§ Directions: Output all of the records exactly as written.

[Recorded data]
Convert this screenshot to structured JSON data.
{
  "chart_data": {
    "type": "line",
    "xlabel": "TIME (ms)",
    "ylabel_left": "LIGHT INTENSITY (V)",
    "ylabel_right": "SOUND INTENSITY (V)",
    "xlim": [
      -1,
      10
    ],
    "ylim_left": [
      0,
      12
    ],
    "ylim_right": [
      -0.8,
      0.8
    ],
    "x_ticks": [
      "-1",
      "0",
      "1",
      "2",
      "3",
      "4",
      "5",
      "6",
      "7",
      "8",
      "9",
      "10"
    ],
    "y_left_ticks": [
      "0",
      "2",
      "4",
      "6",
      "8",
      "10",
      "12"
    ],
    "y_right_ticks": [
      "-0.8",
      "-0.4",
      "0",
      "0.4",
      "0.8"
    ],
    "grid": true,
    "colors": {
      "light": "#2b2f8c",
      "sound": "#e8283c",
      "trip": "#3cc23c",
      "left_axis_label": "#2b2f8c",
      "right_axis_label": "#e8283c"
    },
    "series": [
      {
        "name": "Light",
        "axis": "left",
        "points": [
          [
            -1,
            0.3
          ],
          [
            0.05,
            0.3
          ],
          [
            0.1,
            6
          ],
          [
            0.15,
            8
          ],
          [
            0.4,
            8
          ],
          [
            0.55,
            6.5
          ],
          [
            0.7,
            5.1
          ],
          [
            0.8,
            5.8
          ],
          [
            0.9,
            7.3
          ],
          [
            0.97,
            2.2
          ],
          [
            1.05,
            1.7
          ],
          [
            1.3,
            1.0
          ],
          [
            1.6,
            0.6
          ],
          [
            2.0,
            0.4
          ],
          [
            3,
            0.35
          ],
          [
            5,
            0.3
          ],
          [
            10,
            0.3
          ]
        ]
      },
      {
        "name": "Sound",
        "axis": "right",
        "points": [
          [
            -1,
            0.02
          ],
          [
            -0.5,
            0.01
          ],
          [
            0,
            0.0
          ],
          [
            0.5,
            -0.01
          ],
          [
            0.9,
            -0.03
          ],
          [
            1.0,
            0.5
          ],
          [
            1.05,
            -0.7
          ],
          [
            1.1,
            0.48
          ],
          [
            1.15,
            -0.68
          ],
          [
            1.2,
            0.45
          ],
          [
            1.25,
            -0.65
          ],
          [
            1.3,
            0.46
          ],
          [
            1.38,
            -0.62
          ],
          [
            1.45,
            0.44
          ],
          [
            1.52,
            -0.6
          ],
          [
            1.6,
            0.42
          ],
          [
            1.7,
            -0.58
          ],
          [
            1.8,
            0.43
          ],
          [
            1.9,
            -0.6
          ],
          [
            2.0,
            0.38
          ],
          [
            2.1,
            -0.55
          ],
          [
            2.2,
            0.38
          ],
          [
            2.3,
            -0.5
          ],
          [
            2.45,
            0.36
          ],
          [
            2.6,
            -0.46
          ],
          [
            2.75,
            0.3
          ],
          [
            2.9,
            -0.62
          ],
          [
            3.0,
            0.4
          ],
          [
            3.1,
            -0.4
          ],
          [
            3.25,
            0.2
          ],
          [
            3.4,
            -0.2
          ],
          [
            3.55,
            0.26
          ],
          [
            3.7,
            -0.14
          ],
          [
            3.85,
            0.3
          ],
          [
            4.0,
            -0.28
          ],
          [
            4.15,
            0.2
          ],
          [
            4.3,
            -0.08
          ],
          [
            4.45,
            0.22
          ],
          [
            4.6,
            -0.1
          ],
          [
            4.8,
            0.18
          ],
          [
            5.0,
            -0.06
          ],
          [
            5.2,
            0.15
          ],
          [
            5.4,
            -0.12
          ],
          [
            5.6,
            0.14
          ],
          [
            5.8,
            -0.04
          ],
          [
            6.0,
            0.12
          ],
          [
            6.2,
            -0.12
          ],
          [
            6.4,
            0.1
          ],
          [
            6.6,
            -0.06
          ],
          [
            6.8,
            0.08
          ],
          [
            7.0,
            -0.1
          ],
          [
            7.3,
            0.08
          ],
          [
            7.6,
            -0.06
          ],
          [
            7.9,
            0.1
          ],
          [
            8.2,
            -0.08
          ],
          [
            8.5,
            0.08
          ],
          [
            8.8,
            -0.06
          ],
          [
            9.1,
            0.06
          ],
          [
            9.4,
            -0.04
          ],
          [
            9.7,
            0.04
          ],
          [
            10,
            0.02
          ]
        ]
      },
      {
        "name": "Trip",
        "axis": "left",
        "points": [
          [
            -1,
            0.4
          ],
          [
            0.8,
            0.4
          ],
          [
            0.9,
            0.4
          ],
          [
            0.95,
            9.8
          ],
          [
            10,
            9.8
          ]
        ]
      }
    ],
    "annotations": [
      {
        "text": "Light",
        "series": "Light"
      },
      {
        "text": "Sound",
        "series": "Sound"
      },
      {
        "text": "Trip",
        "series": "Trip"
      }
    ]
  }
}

§ Finished task:
Convert this screenshot to structured JSON data.
{
  "chart_data": {
    "type": "line",
    "xlabel": "TIME (ms)",
    "ylabel_left": "LIGHT INTENSITY (V)",
    "ylabel_right": "SOUND INTENSITY (V)",
    "xlim": [
      -1,
      10
    ],
    "ylim_left": [
      0,
      12
    ],
    "ylim_right": [
      -0.8,
      0.8
    ],
    "x_ticks": [
      "-1",
      "0",
      "1",
      "2",
      "3",
      "4",
      "5",
      "6",
      "7",
      "8",
      "9",
      "10"
    ],
    "y_left_ticks": [
      "0",
      "2",
      "4",
      "6",
      "8",
      "10",
      "12"
    ],
    "y_right_ticks": [
      "-0.8",
      "-0.4",
      "0",
      "0.4",
      "0.8"
    ],
    "grid": true,
    "colors": {
      "light": "#2b2f8c",
      "sound": "#e8283c",
      "trip": "#3cc23c",
      "left_axis_label": "#2b2f8c",
      "right_axis_label": "#e8283c"
    },
    "series": [
      {
        "name": "Light",
        "axis": "left",
        "points": [
          [
            -1,
            0.3
          ],
          [
            0.05,
            0.3
          ],
          [
            0.1,
            6
          ],
          [
            0.15,
            8
          ],
          [
            0.4,
            8
          ],
          [
            0.55,
            6.5
          ],
          [
            0.7,
            5.1
          ],
          [
            0.8,
            5.8
          ],
          [
            0.9,
            7.3
          ],
          [
            0.97,
            2.2
          ],
          [
            1.05,
            1.7
          ],
          [
            1.3,
            1.0
          ],
          [
            1.6,
            0.6
          ],
          [
            2.0,
            0.4
          ],
          [
            3,
            0.35
          ],
          [
            5,
            0.3
          ],
          [
            10,
            0.3
          ]
        ]
      },
      {
        "name": "Sound",
        "axis": "right",
        "points": [
          [
            -1,
            0.02
          ],
          [
            -0.5,
            0.01
          ],
          [
            0,
            0.0
          ],
          [
            0.5,
            -0.01
          ],
          [
            0.9,
            -0.03
          ],
          [
            1.0,
            0.5
          ],
          [
            1.05,
            -0.7
          ],
          [
            1.1,
            0.48
          ],
          [
            1.15,
            -0.68
          ],
          [
            1.2,
            0.45
          ],
          [
            1.25,
            -0.65
          ],
          [
            1.3,
            0.46
          ],
          [
            1.38,
            -0.62
          ],
          [
            1.45,
            0.44
          ],
          [
            1.52,
            -0.6
          ],
          [
            1.6,
            0.42
          ],
          [
            1.7,
            -0.58
          ],
          [
            1.8,
            0.43
          ],
          [
            1.9,
            -0.6
          ],
          [
            2.0,
            0.38
          ],
          [
            2.1,
            -0.55
          ],
          [
            2.2,
            0.38
          ],
          [
            2.3,
            -0.5
          ],
          [
            2.45,
            0.36
          ],
          [
            2.6,
            -0.46
          ],
          [
            2.75,
            0.3
          ],
          [
            2.9,
            -0.62
          ],
          [
            3.0,
            0.4
          ],
          [
            3.1,
            -0.4
          ],
          [
            3.25,
            0.2
          ],
          [
            3.4,
            -0.2
          ],
          [
            3.55,
            0.26
          ],
          [
            3.7,
            -0.14
          ],
          [
            3.85,
            0.3
          ],
          [
            4.0,
            -0.28
          ],
          [
            4.15,
            0.2
          ],
          [
            4.3,
            -0.08
          ],
          [
            4.45,
            0.22
          ],
          [
            4.6,
            -0.1
          ],
          [
            4.8,
            0.18
          ],
          [
            5.0,
            -0.06
          ],
          [
            5.2,
            0.15
          ],
          [
            5.4,
            -0.12
          ],
          [
            5.6,
            0.14
          ],
          [
            5.8,
            -0.04
          ],
          [
            6.0,
            0.12
          ],
          [
            6.2,
            -0.12
          ],
          [
            6.4,
            0.1
          ],
          [
            6.6,
            -0.06
          ],
          [
            6.8,
            0.08
          ],
          [
            7.0,
            -0.1
          ],
          [
            7.3,
            0.08
          ],
          [
            7.6,
            -0.06
          ],
          [
            7.9,
            0.1
          ],
          [
            8.2,
            -0.08
          ],
          [
            8.5,
            0.08
          ],
          [
            8.8,
            -0.06
          ],
          [
            9.1,
            0.06
          ],
          [
            9.4,
            -0.04
          ],
          [
            9.7,
            0.04
          ],
          [
            10,
            0.02
          ]
        ]
      },
      {
        "name": "Trip",
        "axis": "left",
        "points": [
          [
            -1,
            0.4
          ],
          [
            0.8,
            0.4
          ],
          [
            0.9,
            0.4
          ],
          [
            0.95,
            9.8
          ],
          [
            10,
            9.8
          ]
        ]
      }
    ],
    "annotations": [
      {
        "text": "Light",
        "series": "Light"
      },
      {
        "text": "Sound",
        "series": "Sound"
      },
      {
        "text": "Trip",
        "series": "Trip"
      }
    ]
  }
}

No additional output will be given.